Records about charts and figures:
★ ★ ★ ★ ★
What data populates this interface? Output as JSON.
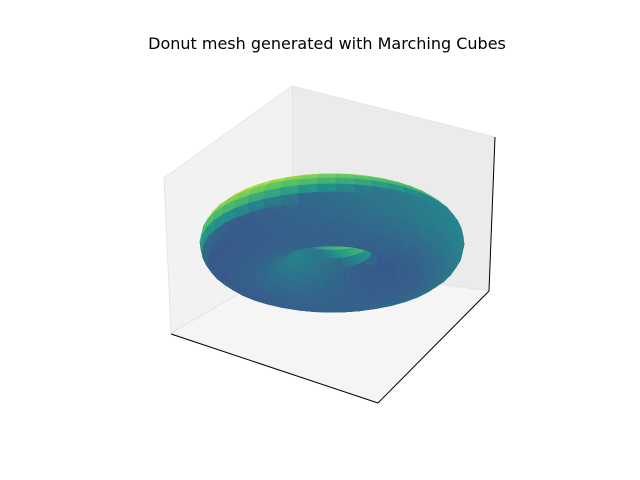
{
  "chart_data": {
    "type": "3d-surface",
    "title": "Donut mesh generated with Marching Cubes",
    "xlabel": "",
    "ylabel": "",
    "zlabel": "",
    "ticks_visible": false,
    "grid": false,
    "colormap": "viridis",
    "shape": "torus",
    "colormap_stops": [
      "#440154",
      "#3b528b",
      "#21918c",
      "#5ec962",
      "#fde725"
    ],
    "pane_colors": {
      "back_right": "#ebebeb",
      "back_left": "#f2f2f2",
      "floor": "#f5f5f5"
    }
  }
}
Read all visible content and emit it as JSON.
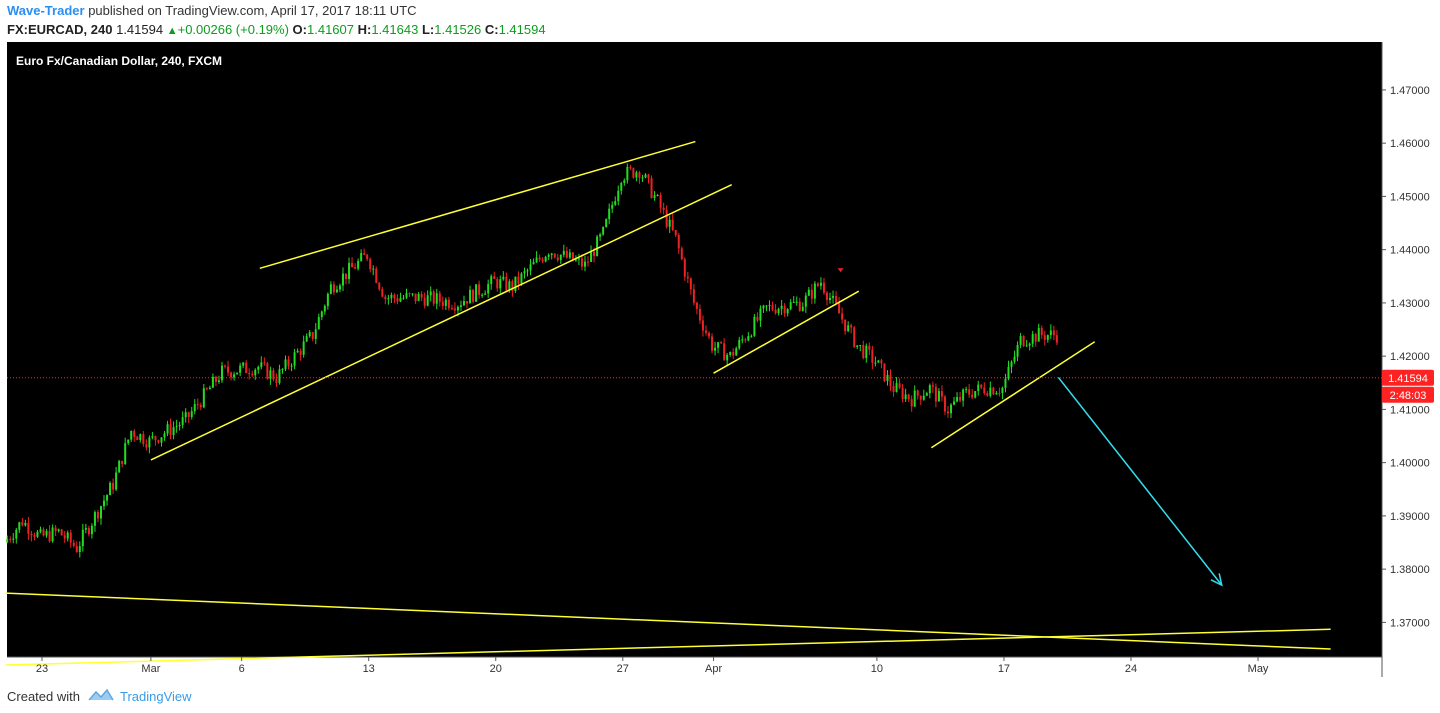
{
  "header": {
    "author": "Wave-Trader",
    "published_text": "published on TradingView.com, April 17, 2017 18:11 UTC",
    "symbol": "FX:EURCAD, 240",
    "last": "1.41594",
    "change": "+0.00266 (+0.19%)",
    "o_label": "O:",
    "o_value": "1.41607",
    "h_label": "H:",
    "h_value": "1.41643",
    "l_label": "L:",
    "l_value": "1.41526",
    "c_label": "C:",
    "c_value": "1.41594"
  },
  "footer": {
    "created_with": "Created with",
    "brand": "TradingView"
  },
  "colors": {
    "background": "#000000",
    "up_candle": "#22dd22",
    "down_candle": "#ee2222",
    "trendline": "#ffff33",
    "arrow": "#33ddee",
    "price_line": "#ff2222",
    "price_tag": "#ff2222",
    "axis_text": "#333333"
  },
  "chart_data": {
    "type": "candlestick",
    "title": "Euro Fx/Canadian Dollar, 240, FXCM",
    "ylim": [
      1.3635,
      1.479
    ],
    "y_ticks": [
      "1.47000",
      "1.46000",
      "1.45000",
      "1.44000",
      "1.43000",
      "1.42000",
      "1.41000",
      "1.40000",
      "1.39000",
      "1.38000",
      "1.37000"
    ],
    "x_ticks": [
      "23",
      "Mar",
      "6",
      "13",
      "20",
      "27",
      "Apr",
      "10",
      "17",
      "24",
      "May"
    ],
    "current_price": "1.41594",
    "countdown": "2:48:03",
    "grid": false,
    "price_path": [
      [
        "2017-02-21",
        1.385
      ],
      [
        "2017-02-22",
        1.389
      ],
      [
        "2017-02-23",
        1.386
      ],
      [
        "2017-02-24",
        1.387
      ],
      [
        "2017-02-25",
        1.384
      ],
      [
        "2017-02-27",
        1.396
      ],
      [
        "2017-02-28",
        1.406
      ],
      [
        "2017-03-01",
        1.404
      ],
      [
        "2017-03-03",
        1.408
      ],
      [
        "2017-03-05",
        1.417
      ],
      [
        "2017-03-07",
        1.418
      ],
      [
        "2017-03-08",
        1.416
      ],
      [
        "2017-03-10",
        1.424
      ],
      [
        "2017-03-11",
        1.433
      ],
      [
        "2017-03-13",
        1.439
      ],
      [
        "2017-03-14",
        1.431
      ],
      [
        "2017-03-16",
        1.431
      ],
      [
        "2017-03-18",
        1.43
      ],
      [
        "2017-03-20",
        1.434
      ],
      [
        "2017-03-21",
        1.433
      ],
      [
        "2017-03-23",
        1.44
      ],
      [
        "2017-03-25",
        1.437
      ],
      [
        "2017-03-26",
        1.443
      ],
      [
        "2017-03-27",
        1.454
      ],
      [
        "2017-03-28",
        1.455
      ],
      [
        "2017-03-29",
        1.449
      ],
      [
        "2017-03-30",
        1.442
      ],
      [
        "2017-03-31",
        1.43
      ],
      [
        "2017-04-01",
        1.422
      ],
      [
        "2017-04-02",
        1.42
      ],
      [
        "2017-04-04",
        1.429
      ],
      [
        "2017-04-06",
        1.43
      ],
      [
        "2017-04-07",
        1.434
      ],
      [
        "2017-04-08",
        1.428
      ],
      [
        "2017-04-09",
        1.422
      ],
      [
        "2017-04-10",
        1.419
      ],
      [
        "2017-04-11",
        1.414
      ],
      [
        "2017-04-12",
        1.412
      ],
      [
        "2017-04-13",
        1.414
      ],
      [
        "2017-04-14",
        1.41
      ],
      [
        "2017-04-15",
        1.413
      ],
      [
        "2017-04-16",
        1.414
      ],
      [
        "2017-04-17",
        1.414
      ],
      [
        "2017-04-18",
        1.423
      ],
      [
        "2017-04-19",
        1.424
      ],
      [
        "2017-04-20",
        1.424
      ]
    ],
    "drawings": [
      {
        "name": "channel-upper-line",
        "kind": "trendline",
        "start": [
          "2017-03-07",
          1.4365
        ],
        "end": [
          "2017-03-31",
          1.4603
        ]
      },
      {
        "name": "channel-lower-line",
        "kind": "trendline",
        "start": [
          "2017-03-01",
          1.4005
        ],
        "end": [
          "2017-04-02",
          1.4522
        ]
      },
      {
        "name": "april-small-trendline",
        "kind": "trendline",
        "start": [
          "2017-04-01",
          1.4168
        ],
        "end": [
          "2017-04-09",
          1.4322
        ]
      },
      {
        "name": "mid-april-trendline",
        "kind": "trendline",
        "start": [
          "2017-04-13",
          1.4028
        ],
        "end": [
          "2017-04-22",
          1.4227
        ]
      },
      {
        "name": "long-descending-line",
        "kind": "trendline",
        "start": [
          "2017-02-21",
          1.3755
        ],
        "end": [
          "2017-05-05",
          1.365
        ]
      },
      {
        "name": "long-ascending-line",
        "kind": "trendline",
        "start": [
          "2017-02-21",
          1.362
        ],
        "end": [
          "2017-05-05",
          1.3687
        ]
      },
      {
        "name": "projection-arrow",
        "kind": "arrow",
        "start": [
          "2017-04-20",
          1.416
        ],
        "end": [
          "2017-04-29",
          1.377
        ]
      }
    ]
  }
}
★ ★ ★ ★ ★
» Goal:
Copy every line in the entries above that has the string "TradingView" in it.

» In response:
    "published_text": "published on TradingView.com, April 17, 2017 18:11 UTC",
    "brand": "TradingView"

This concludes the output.